┌──
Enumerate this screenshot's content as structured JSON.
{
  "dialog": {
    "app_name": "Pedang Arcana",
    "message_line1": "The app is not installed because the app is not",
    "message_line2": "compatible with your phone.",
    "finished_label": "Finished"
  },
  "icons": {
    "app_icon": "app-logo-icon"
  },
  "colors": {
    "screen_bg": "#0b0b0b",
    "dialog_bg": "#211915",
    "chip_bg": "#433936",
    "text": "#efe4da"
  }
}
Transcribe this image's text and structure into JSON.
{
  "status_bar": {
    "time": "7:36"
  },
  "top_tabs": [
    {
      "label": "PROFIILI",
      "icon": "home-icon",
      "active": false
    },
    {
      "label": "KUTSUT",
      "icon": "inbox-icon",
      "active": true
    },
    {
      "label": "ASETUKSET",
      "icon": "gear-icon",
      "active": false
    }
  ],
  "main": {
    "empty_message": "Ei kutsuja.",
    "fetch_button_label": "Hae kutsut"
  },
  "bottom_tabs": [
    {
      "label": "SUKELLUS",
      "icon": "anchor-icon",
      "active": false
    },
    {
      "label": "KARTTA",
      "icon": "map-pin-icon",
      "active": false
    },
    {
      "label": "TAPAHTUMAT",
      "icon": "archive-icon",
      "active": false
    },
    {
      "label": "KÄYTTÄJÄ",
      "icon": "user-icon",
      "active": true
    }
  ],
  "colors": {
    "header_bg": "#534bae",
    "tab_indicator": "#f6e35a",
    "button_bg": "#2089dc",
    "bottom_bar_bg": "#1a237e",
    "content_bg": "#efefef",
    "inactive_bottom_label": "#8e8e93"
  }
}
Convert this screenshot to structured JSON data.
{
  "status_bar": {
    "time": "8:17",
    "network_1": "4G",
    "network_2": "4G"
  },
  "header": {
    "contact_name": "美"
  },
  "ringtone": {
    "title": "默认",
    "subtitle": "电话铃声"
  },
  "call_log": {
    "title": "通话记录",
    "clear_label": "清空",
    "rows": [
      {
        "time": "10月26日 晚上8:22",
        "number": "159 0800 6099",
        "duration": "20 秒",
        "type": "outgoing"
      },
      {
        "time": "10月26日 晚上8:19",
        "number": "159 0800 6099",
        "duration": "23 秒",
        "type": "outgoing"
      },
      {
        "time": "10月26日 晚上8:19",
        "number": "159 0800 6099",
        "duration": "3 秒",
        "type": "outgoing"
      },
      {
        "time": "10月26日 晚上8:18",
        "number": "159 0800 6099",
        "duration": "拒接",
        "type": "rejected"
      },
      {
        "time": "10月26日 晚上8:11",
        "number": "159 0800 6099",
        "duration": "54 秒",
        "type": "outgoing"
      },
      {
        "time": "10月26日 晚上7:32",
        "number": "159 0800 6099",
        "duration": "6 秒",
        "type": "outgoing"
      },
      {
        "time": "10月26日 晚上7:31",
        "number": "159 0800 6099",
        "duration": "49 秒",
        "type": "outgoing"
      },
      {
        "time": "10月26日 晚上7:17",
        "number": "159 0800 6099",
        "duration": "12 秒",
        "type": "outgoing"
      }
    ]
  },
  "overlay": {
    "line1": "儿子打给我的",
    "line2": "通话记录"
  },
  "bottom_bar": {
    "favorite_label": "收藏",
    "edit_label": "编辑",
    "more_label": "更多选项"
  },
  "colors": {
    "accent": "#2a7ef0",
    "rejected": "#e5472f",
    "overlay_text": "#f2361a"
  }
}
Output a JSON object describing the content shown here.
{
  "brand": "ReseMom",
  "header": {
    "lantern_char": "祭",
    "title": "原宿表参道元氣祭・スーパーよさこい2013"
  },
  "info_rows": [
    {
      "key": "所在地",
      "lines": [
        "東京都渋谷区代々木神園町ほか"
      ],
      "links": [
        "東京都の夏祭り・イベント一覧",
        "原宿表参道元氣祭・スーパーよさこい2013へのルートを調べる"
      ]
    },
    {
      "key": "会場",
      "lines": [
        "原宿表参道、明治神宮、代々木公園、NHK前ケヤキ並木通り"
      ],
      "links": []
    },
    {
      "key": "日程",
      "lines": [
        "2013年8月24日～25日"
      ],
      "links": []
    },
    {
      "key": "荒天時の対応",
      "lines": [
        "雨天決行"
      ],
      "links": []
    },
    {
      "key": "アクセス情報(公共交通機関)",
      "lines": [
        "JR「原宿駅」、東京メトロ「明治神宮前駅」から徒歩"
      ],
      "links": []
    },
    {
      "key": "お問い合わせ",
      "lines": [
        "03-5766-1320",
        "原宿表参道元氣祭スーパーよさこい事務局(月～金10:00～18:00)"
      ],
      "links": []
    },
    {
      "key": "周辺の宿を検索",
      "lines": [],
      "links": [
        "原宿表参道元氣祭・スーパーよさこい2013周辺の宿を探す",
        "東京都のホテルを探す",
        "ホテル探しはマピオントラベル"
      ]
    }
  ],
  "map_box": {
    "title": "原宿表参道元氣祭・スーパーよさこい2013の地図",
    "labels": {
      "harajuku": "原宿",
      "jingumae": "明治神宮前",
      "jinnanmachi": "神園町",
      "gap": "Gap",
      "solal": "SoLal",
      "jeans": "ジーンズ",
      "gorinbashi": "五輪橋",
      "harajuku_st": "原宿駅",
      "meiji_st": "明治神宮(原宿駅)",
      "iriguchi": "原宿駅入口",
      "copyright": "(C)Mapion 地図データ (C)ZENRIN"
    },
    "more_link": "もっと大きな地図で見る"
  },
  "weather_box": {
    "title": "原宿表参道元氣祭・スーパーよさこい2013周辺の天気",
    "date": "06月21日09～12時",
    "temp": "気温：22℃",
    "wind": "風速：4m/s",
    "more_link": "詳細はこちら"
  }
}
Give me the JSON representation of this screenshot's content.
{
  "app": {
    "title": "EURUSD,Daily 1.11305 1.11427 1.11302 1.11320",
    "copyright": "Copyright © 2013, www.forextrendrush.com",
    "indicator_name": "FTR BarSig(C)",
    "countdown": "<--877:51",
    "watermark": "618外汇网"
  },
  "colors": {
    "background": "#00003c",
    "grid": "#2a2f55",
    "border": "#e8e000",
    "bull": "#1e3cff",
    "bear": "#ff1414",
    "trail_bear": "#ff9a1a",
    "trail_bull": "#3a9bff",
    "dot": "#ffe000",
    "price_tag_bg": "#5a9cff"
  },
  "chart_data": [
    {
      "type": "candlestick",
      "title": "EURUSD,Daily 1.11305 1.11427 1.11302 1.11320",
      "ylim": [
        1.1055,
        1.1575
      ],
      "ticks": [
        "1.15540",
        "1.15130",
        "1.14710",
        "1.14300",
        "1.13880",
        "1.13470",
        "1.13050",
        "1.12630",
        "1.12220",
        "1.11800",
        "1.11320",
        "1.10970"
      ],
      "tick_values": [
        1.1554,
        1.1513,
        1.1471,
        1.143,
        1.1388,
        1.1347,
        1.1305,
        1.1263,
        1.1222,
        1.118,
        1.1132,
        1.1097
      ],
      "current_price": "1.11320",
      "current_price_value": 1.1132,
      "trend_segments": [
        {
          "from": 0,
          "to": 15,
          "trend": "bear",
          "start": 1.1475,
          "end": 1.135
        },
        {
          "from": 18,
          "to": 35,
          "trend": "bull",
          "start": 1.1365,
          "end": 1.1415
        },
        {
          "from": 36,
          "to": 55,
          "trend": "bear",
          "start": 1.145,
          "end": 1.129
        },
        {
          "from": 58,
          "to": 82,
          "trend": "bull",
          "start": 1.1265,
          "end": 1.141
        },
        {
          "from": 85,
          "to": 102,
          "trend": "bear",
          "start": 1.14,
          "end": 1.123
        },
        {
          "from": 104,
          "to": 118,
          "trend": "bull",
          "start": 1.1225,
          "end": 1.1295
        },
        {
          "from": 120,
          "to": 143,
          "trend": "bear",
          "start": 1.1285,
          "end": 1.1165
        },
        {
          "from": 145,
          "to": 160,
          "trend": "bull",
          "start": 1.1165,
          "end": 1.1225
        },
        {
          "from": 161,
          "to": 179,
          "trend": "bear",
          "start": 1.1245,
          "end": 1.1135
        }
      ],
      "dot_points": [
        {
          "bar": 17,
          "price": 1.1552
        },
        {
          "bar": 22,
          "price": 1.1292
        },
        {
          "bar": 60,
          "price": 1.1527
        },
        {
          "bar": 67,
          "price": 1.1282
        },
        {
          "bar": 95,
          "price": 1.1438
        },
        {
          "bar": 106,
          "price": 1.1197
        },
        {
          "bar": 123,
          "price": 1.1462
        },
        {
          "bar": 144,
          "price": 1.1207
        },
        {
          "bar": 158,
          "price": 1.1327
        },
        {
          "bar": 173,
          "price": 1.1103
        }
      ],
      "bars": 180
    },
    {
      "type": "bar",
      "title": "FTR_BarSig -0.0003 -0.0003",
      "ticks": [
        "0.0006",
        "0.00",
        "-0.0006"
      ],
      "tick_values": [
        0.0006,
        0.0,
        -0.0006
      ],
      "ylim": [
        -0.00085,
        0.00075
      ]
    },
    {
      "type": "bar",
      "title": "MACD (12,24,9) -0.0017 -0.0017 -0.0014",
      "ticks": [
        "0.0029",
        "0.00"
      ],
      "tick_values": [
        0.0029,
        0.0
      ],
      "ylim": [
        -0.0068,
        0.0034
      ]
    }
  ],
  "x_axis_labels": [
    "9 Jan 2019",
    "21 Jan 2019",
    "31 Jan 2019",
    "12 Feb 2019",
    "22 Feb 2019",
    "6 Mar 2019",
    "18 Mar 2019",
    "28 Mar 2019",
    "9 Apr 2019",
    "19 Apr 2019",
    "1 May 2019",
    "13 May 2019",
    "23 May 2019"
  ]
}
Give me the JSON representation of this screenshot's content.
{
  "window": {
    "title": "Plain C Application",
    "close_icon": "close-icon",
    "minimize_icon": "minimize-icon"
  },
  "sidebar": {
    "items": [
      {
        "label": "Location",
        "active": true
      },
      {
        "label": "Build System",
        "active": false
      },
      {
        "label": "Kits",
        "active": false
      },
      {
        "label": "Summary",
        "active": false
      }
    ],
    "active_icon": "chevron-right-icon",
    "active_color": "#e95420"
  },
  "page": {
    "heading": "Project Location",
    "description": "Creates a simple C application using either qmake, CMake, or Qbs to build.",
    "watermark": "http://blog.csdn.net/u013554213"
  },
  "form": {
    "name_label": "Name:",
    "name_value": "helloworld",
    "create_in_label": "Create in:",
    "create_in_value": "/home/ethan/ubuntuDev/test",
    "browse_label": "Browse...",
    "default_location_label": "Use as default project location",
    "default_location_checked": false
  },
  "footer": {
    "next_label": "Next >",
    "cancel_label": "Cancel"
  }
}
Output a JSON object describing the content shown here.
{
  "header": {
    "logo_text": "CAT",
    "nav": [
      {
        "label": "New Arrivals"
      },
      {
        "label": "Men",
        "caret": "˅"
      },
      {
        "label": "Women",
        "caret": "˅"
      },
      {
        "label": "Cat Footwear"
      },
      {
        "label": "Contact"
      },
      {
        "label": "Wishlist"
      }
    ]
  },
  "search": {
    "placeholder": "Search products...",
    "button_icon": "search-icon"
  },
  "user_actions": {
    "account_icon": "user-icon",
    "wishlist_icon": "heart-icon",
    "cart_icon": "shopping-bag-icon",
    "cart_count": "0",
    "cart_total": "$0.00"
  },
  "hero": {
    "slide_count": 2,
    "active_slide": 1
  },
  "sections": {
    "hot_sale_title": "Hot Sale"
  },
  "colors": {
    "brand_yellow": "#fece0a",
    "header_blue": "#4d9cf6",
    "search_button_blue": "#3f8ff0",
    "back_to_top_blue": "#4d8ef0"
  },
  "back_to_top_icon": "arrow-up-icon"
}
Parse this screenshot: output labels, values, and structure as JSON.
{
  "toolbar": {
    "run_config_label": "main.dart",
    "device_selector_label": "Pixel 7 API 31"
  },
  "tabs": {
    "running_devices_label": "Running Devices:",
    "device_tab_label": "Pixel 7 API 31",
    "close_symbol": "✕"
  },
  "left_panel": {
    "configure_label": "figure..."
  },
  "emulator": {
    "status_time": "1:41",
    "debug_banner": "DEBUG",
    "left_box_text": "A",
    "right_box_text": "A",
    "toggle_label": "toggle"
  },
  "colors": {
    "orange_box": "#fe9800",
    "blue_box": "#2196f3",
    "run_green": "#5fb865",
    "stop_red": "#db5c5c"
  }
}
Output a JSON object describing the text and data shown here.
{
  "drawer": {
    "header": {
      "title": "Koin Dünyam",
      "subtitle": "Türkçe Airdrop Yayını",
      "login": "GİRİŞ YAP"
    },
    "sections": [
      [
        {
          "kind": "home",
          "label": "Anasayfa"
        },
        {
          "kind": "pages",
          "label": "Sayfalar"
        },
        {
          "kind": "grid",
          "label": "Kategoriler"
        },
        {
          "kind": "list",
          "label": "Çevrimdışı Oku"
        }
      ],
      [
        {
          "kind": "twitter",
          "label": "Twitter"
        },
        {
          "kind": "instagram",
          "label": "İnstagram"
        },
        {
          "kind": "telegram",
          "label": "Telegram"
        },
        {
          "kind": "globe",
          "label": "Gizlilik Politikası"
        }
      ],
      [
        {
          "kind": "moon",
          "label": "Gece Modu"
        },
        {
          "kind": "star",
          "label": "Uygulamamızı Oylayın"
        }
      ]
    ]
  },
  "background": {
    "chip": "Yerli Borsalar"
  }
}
└──
■ **STATED EXERCISE**
Identify the lines that contain the string "Daily", and copy every one of them.

■ **IN RESPONSE**
    "title": "EURUSD,Daily 1.11305 1.11427 1.11302 1.11320",
      "title": "EURUSD,Daily 1.11305 1.11427 1.11302 1.11320",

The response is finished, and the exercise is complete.